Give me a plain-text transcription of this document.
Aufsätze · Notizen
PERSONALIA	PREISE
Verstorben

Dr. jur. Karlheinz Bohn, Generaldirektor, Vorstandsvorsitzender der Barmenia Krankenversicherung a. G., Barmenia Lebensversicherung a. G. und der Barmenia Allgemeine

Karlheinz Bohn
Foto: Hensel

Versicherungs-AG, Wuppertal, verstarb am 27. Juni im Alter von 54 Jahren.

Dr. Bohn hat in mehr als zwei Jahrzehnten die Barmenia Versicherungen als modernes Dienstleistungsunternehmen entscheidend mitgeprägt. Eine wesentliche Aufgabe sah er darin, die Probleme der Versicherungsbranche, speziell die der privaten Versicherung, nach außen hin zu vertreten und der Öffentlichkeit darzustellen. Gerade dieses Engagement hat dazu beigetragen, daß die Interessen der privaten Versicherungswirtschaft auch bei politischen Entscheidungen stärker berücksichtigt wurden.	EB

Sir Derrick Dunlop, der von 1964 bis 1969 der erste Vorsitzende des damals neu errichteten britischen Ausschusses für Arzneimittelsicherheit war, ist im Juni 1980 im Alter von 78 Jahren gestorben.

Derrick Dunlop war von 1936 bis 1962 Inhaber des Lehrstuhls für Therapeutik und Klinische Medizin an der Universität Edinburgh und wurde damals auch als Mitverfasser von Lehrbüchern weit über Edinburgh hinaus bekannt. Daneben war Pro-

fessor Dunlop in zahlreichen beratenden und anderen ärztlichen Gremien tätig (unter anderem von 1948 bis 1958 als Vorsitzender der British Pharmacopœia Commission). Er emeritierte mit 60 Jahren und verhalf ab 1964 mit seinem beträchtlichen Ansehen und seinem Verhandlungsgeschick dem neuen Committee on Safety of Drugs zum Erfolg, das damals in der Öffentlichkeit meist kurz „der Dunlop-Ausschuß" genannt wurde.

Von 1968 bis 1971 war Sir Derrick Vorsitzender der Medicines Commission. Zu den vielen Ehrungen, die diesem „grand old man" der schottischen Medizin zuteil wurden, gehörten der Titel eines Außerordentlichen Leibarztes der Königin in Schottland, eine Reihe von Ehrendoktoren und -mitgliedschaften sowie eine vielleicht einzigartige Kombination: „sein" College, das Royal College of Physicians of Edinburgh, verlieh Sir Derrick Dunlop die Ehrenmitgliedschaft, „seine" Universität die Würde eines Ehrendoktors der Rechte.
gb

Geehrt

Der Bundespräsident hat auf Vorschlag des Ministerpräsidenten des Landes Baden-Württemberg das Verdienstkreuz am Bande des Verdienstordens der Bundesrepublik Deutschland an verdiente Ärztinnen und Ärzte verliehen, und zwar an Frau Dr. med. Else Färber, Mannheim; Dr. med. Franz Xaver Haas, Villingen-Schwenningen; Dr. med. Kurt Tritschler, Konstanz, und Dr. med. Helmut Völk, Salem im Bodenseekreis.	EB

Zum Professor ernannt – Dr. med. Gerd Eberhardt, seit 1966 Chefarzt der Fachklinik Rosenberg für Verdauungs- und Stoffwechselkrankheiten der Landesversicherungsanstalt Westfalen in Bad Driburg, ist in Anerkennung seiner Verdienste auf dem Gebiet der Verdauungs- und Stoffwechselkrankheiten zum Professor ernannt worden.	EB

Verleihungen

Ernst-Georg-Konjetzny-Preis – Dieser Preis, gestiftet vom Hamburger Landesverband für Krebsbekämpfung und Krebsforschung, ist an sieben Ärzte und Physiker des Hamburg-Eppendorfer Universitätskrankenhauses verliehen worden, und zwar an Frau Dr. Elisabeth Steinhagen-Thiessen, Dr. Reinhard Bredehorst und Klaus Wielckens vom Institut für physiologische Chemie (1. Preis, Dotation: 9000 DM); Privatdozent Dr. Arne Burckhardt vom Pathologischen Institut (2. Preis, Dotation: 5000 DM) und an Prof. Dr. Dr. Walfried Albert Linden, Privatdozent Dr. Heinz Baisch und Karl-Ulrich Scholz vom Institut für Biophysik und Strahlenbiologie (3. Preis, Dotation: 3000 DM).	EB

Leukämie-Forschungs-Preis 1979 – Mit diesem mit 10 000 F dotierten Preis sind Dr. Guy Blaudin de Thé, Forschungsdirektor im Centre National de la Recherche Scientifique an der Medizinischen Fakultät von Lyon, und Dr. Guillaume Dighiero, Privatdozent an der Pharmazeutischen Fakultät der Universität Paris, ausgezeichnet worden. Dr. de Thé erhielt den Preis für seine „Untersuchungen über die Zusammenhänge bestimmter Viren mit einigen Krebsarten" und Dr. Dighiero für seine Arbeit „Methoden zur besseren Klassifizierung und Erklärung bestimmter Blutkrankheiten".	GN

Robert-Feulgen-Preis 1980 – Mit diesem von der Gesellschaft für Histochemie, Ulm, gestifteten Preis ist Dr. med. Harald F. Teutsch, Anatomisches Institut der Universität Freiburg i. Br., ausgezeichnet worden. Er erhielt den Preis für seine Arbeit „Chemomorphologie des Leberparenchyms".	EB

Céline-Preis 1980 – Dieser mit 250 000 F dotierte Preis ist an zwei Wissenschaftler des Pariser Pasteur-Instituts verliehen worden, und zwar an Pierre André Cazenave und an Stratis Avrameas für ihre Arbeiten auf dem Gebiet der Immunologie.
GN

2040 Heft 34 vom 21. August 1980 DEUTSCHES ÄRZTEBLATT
::::::::
→ **EXERCISE BRIEF**: Word for word, quote all of the data above.

→ **SOLUTION TO THE EXERCISE**:
Give me a plain-text transcription of this document.
Aufsätze · Notizen
PERSONALIA	PREISE
Verstorben

Dr. jur. Karlheinz Bohn, Generaldirektor, Vorstandsvorsitzender der Barmenia Krankenversicherung a. G., Barmenia Lebensversicherung a. G. und der Barmenia Allgemeine

Karlheinz Bohn
Foto: Hensel

Versicherungs-AG, Wuppertal, verstarb am 27. Juni im Alter von 54 Jahren.

Dr. Bohn hat in mehr als zwei Jahrzehnten die Barmenia Versicherungen als modernes Dienstleistungsunternehmen entscheidend mitgeprägt. Eine wesentliche Aufgabe sah er darin, die Probleme der Versicherungsbranche, speziell die der privaten Versicherung, nach außen hin zu vertreten und der Öffentlichkeit darzustellen. Gerade dieses Engagement hat dazu beigetragen, daß die Interessen der privaten Versicherungswirtschaft auch bei politischen Entscheidungen stärker berücksichtigt wurden.	EB

Sir Derrick Dunlop, der von 1964 bis 1969 der erste Vorsitzende des damals neu errichteten britischen Ausschusses für Arzneimittelsicherheit war, ist im Juni 1980 im Alter von 78 Jahren gestorben.

Derrick Dunlop war von 1936 bis 1962 Inhaber des Lehrstuhls für Therapeutik und Klinische Medizin an der Universität Edinburgh und wurde damals auch als Mitverfasser von Lehrbüchern weit über Edinburgh hinaus bekannt. Daneben war Pro-

fessor Dunlop in zahlreichen beratenden und anderen ärztlichen Gremien tätig (unter anderem von 1948 bis 1958 als Vorsitzender der British Pharmacopœia Commission). Er emeritierte mit 60 Jahren und verhalf ab 1964 mit seinem beträchtlichen Ansehen und seinem Verhandlungsgeschick dem neuen Committee on Safety of Drugs zum Erfolg, das damals in der Öffentlichkeit meist kurz „der Dunlop-Ausschuß" genannt wurde.

Von 1968 bis 1971 war Sir Derrick Vorsitzender der Medicines Commission. Zu den vielen Ehrungen, die diesem „grand old man" der schottischen Medizin zuteil wurden, gehörten der Titel eines Außerordentlichen Leibarztes der Königin in Schottland, eine Reihe von Ehrendoktoren und -mitgliedschaften sowie eine vielleicht einzigartige Kombination: „sein" College, das Royal College of Physicians of Edinburgh, verlieh Sir Derrick Dunlop die Ehrenmitgliedschaft, „seine" Universität die Würde eines Ehrendoktors der Rechte.
gb

Geehrt

Der Bundespräsident hat auf Vorschlag des Ministerpräsidenten des Landes Baden-Württemberg das Verdienstkreuz am Bande des Verdienstordens der Bundesrepublik Deutschland an verdiente Ärztinnen und Ärzte verliehen, und zwar an Frau Dr. med. Else Färber, Mannheim; Dr. med. Franz Xaver Haas, Villingen-Schwenningen; Dr. med. Kurt Tritschler, Konstanz, und Dr. med. Helmut Völk, Salem im Bodenseekreis.	EB

Zum Professor ernannt – Dr. med. Gerd Eberhardt, seit 1966 Chefarzt der Fachklinik Rosenberg für Verdauungs- und Stoffwechselkrankheiten der Landesversicherungsanstalt Westfalen in Bad Driburg, ist in Anerkennung seiner Verdienste auf dem Gebiet der Verdauungs- und Stoffwechselkrankheiten zum Professor ernannt worden.	EB

Verleihungen

Ernst-Georg-Konjetzny-Preis – Dieser Preis, gestiftet vom Hamburger Landesverband für Krebsbekämpfung und Krebsforschung, ist an sieben Ärzte und Physiker des Hamburg-Eppendorfer Universitätskrankenhauses verliehen worden, und zwar an Frau Dr. Elisabeth Steinhagen-Thiessen, Dr. Reinhard Bredehorst und Klaus Wielckens vom Institut für physiologische Chemie (1. Preis, Dotation: 9000 DM); Privatdozent Dr. Arne Burckhardt vom Pathologischen Institut (2. Preis, Dotation: 5000 DM) und an Prof. Dr. Dr. Walfried Albert Linden, Privatdozent Dr. Heinz Baisch und Karl-Ulrich Scholz vom Institut für Biophysik und Strahlenbiologie (3. Preis, Dotation: 3000 DM).	EB

Leukämie-Forschungs-Preis 1979 – Mit diesem mit 10 000 F dotierten Preis sind Dr. Guy Blaudin de Thé, Forschungsdirektor im Centre National de la Recherche Scientifique an der Medizinischen Fakultät von Lyon, und Dr. Guillaume Dighiero, Privatdozent an der Pharmazeutischen Fakultät der Universität Paris, ausgezeichnet worden. Dr. de Thé erhielt den Preis für seine „Untersuchungen über die Zusammenhänge bestimmter Viren mit einigen Krebsarten" und Dr. Dighiero für seine Arbeit „Methoden zur besseren Klassifizierung und Erklärung bestimmter Blutkrankheiten".	GN

Robert-Feulgen-Preis 1980 – Mit diesem von der Gesellschaft für Histochemie, Ulm, gestifteten Preis ist Dr. med. Harald F. Teutsch, Anatomisches Institut der Universität Freiburg i. Br., ausgezeichnet worden. Er erhielt den Preis für seine Arbeit „Chemomorphologie des Leberparenchyms".	EB

Céline-Preis 1980 – Dieser mit 250 000 F dotierte Preis ist an zwei Wissenschaftler des Pariser Pasteur-Instituts verliehen worden, und zwar an Pierre André Cazenave und an Stratis Avrameas für ihre Arbeiten auf dem Gebiet der Immunologie.
GN

2040 Heft 34 vom 21. August 1980 DEUTSCHES ÄRZTEBLATT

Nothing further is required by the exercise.